## Material for the task
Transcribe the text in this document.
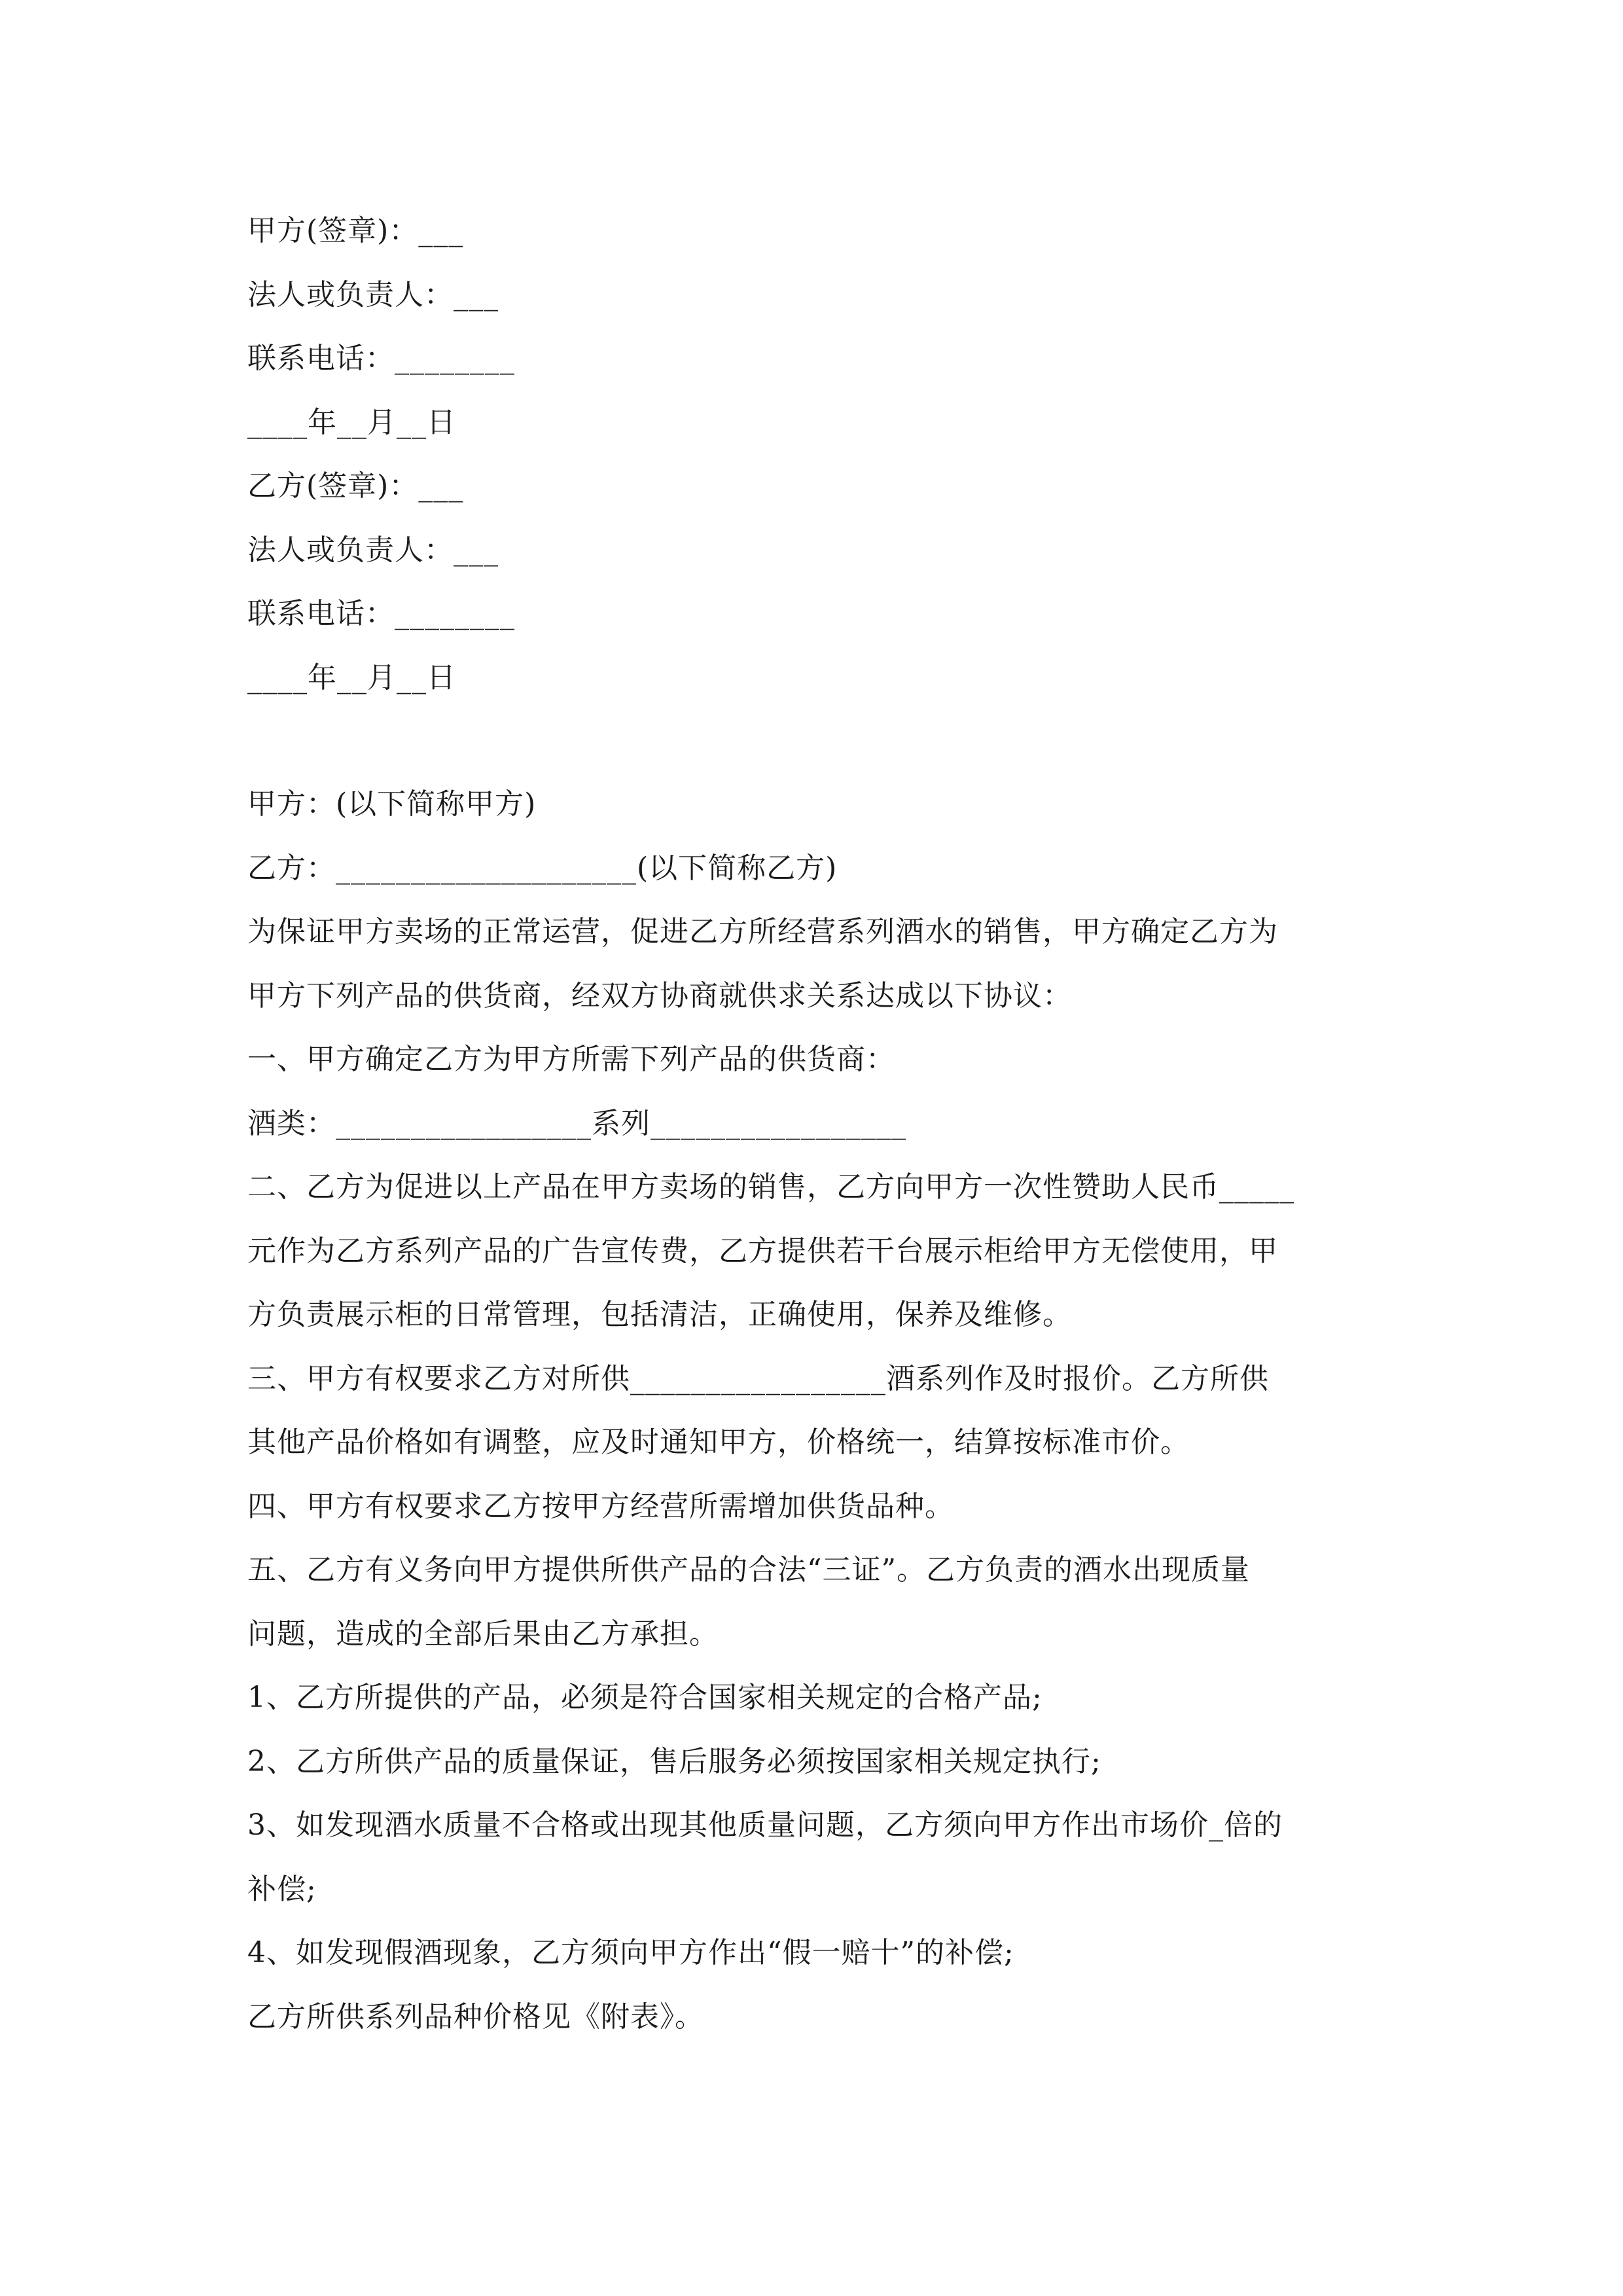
甲方(签章)：___
法人或负责人：___
联系电话：________
____年__月__日
乙方(签章)：___
法人或负责人：___
联系电话：________
____年__月__日
甲方：(以下简称甲方)
乙方：____________________(以下简称乙方)
为保证甲方卖场的正常运营，促进乙方所经营系列酒水的销售，甲方确定乙方为
甲方下列产品的供货商，经双方协商就供求关系达成以下协议：
一、甲方确定乙方为甲方所需下列产品的供货商：
酒类：_________________系列_________________
二、乙方为促进以上产品在甲方卖场的销售，乙方向甲方一次性赞助人民币_____
元作为乙方系列产品的广告宣传费，乙方提供若干台展示柜给甲方无偿使用，甲
方负责展示柜的日常管理，包括清洁，正确使用，保养及维修。
三、甲方有权要求乙方对所供_________________酒系列作及时报价。乙方所供
其他产品价格如有调整，应及时通知甲方，价格统一，结算按标准市价。
四、甲方有权要求乙方按甲方经营所需增加供货品种。
五、乙方有义务向甲方提供所供产品的合法“三证”。乙方负责的酒水出现质量
问题，造成的全部后果由乙方承担。
1、乙方所提供的产品，必须是符合国家相关规定的合格产品;
2、乙方所供产品的质量保证，售后服务必须按国家相关规定执行;
3、如发现酒水质量不合格或出现其他质量问题，乙方须向甲方作出市场价_倍的
补偿;
4、如发现假酒现象，乙方须向甲方作出“假一赔十”的补偿;
乙方所供系列品种价格见《附表》。
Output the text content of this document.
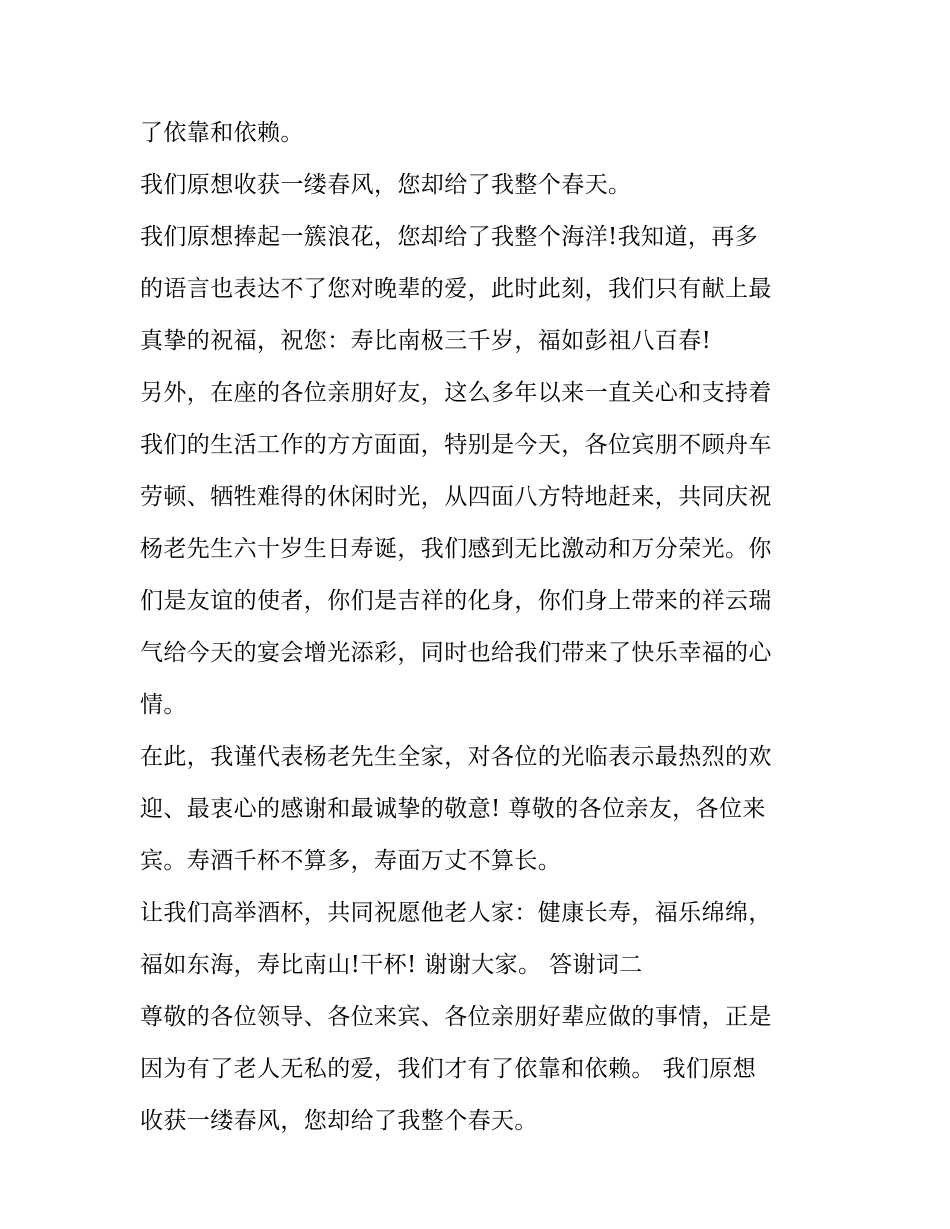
了依靠和依赖。
我们原想收获一缕春风，您却给了我整个春天。
我们原想捧起一簇浪花，您却给了我整个海洋!我知道，再多
的语言也表达不了您对晚辈的爱，此时此刻，我们只有献上最
真挚的祝福，祝您：寿比南极三千岁，福如彭祖八百春!
另外，在座的各位亲朋好友，这么多年以来一直关心和支持着
我们的生活工作的方方面面，特别是今天，各位宾朋不顾舟车
劳顿、牺牲难得的休闲时光，从四面八方特地赶来，共同庆祝
杨老先生六十岁生日寿诞，我们感到无比激动和万分荣光。你
们是友谊的使者，你们是吉祥的化身，你们身上带来的祥云瑞
气给今天的宴会增光添彩，同时也给我们带来了快乐幸福的心
情。
在此，我谨代表杨老先生全家，对各位的光临表示最热烈的欢
迎、最衷心的感谢和最诚挚的敬意! 尊敬的各位亲友，各位来
宾。寿酒千杯不算多，寿面万丈不算长。
让我们高举酒杯，共同祝愿他老人家：健康长寿，福乐绵绵，
福如东海，寿比南山!干杯! 谢谢大家。 答谢词二
尊敬的各位领导、各位来宾、各位亲朋好辈应做的事情，正是
因为有了老人无私的爱，我们才有了依靠和依赖。 我们原想
收获一缕春风，您却给了我整个春天。
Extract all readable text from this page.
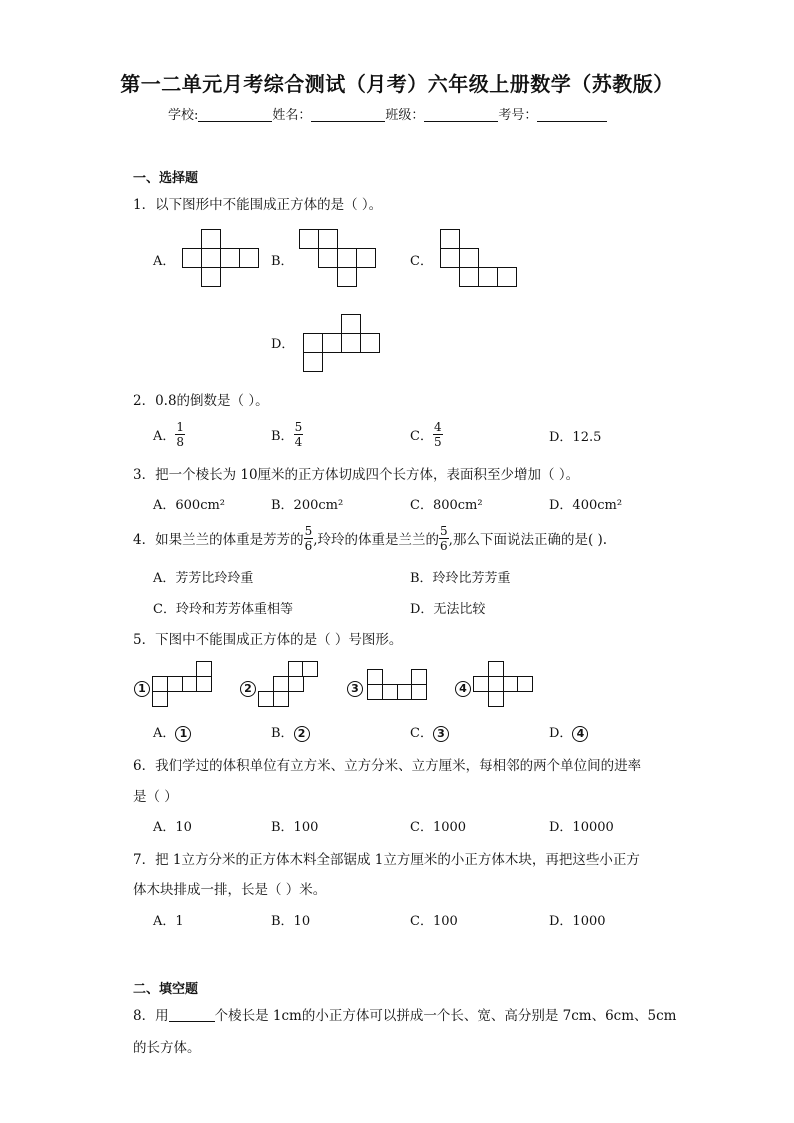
第一二单元月考综合测试（月考）六年级上册数学（苏教版）
学校:	姓名：	班级：	考号：
一、选择题
1．以下图形中不能围成正方体的是（ ）。
A．	B．	C．
D．
2．0.8的倒数是（ ）。
A． $\frac{1}{8}$	B． $\frac{5}{4}$	C． $\frac{4}{5}$	D．12.5
3．把一个棱长为 10厘米的正方体切成四个长方体，表面积至少增加（ ）。
A．600cm²	B．200cm²	C．800cm²	D．400cm²
4．如果兰兰的体重是芳芳的 $\frac{5}{6}$ ,玲玲的体重是兰兰的 $\frac{5}{6}$ ,那么下面说法正确的是( ).
A．芳芳比玲玲重	B．玲玲比芳芳重
C．玲玲和芳芳体重相等	D．无法比较
5．下图中不能围成正方体的是（ ）号图形。
1	2	3	4
A． 1	B． 2	C． 3	D． 4
6．我们学过的体积单位有立方米、立方分米、立方厘米，每相邻的两个单位间的进率
是（ ）
A．10	B．100	C．1000	D．10000
7．把 1立方分米的正方体木料全部锯成 1立方厘米的小正方体木块，再把这些小正方
体木块排成一排，长是（ ）米。
A．1	B．10	C．100	D．1000
二、填空题
8．用	个棱长是 1cm的小正方体可以拼成一个长、宽、高分别是 7cm、6cm、5cm
的长方体。
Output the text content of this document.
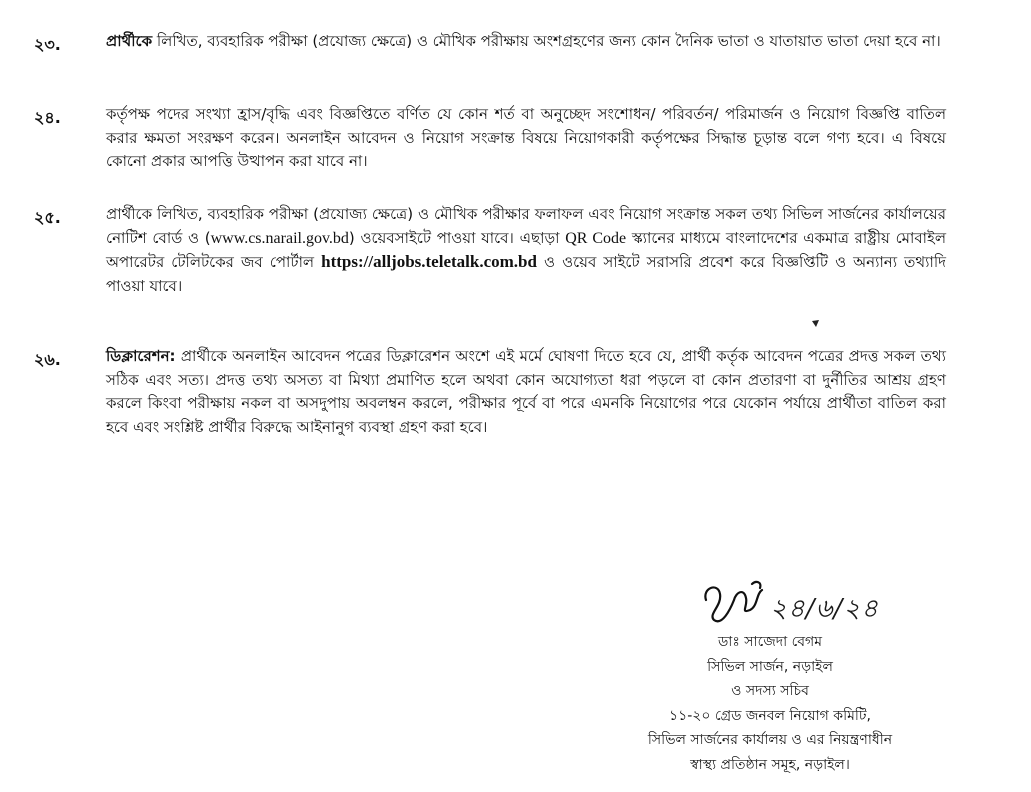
২৩.	প্রার্থীকে লিখিত, ব্যবহারিক পরীক্ষা (প্রযোজ্য ক্ষেত্রে) ও মৌখিক পরীক্ষায় অংশগ্রহণের জন্য কোন দৈনিক ভাতা ও যাতায়াত ভাতা দেয়া হবে না।
২৪.	কর্তৃপক্ষ পদের সংখ্যা হ্রাস/বৃদ্ধি এবং বিজ্ঞপ্তিতে বর্ণিত যে কোন শর্ত বা অনুচ্ছেদ সংশোধন/ পরিবর্তন/ পরিমার্জন ও নিয়োগ বিজ্ঞপ্তি বাতিল করার ক্ষমতা সংরক্ষণ করেন। অনলাইন আবেদন ও নিয়োগ সংক্রান্ত বিষয়ে নিয়োগকারী কর্তৃপক্ষের সিদ্ধান্ত চূড়ান্ত বলে গণ্য হবে। এ বিষয়ে কোনো প্রকার আপত্তি উত্থাপন করা যাবে না।
২৫.	প্রার্থীকে লিখিত, ব্যবহারিক পরীক্ষা (প্রযোজ্য ক্ষেত্রে) ও মৌখিক পরীক্ষার ফলাফল এবং নিয়োগ সংক্রান্ত সকল তথ্য সিভিল সার্জনের কার্যালয়ের নোটিশ বোর্ড ও (www.cs.narail.gov.bd) ওয়েবসাইটে পাওয়া যাবে। এছাড়া QR Code স্ক্যানের মাধ্যমে বাংলাদেশের একমাত্র রাষ্ট্রীয় মোবাইল অপারেটর টেলিটকের জব পোর্টাল https://alljobs.teletalk.com.bd ও ওয়েব সাইটে সরাসরি প্রবেশ করে বিজ্ঞপ্তিটি ও অন্যান্য তথ্যাদি পাওয়া যাবে।
২৬.	ডিক্লারেশন: প্রার্থীকে অনলাইন আবেদন পত্রের ডিক্লারেশন অংশে এই মর্মে ঘোষণা দিতে হবে যে, প্রার্থী কর্তৃক আবেদন পত্রের প্রদত্ত সকল তথ্য সঠিক এবং সত্য। প্রদত্ত তথ্য অসত্য বা মিথ্যা প্রমাণিত হলে অথবা কোন অযোগ্যতা ধরা পড়লে বা কোন প্রতারণা বা দুর্নীতির আশ্রয় গ্রহণ করলে কিংবা পরীক্ষায় নকল বা অসদুপায় অবলম্বন করলে, পরীক্ষার পূর্বে বা পরে এমনকি নিয়োগের পরে যেকোন পর্যায়ে প্রার্থীতা বাতিল করা হবে এবং সংশ্লিষ্ট প্রার্থীর বিরুদ্ধে আইনানুগ ব্যবস্থা গ্রহণ করা হবে।
২৪/৬/২৪
ডাঃ সাজেদা বেগম
সিভিল সার্জন, নড়াইল
ও সদস্য সচিব
১১-২০ গ্রেড জনবল নিয়োগ কমিটি,
সিভিল সার্জনের কার্যালয় ও এর নিয়ন্ত্রণাধীন
স্বাস্থ্য প্রতিষ্ঠান সমূহ, নড়াইল।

## Exercise brief
For each line of the entries that includes "frac", show that line.

## Task result
A． $\frac{1}{8}$	B． $\frac{5}{4}$	C． $\frac{4}{5}$	D．12.5
4．如果兰兰的体重是芳芳的 $\frac{5}{6}$ ,玲玲的体重是兰兰的 $\frac{5}{6}$ ,那么下面说法正确的是( ).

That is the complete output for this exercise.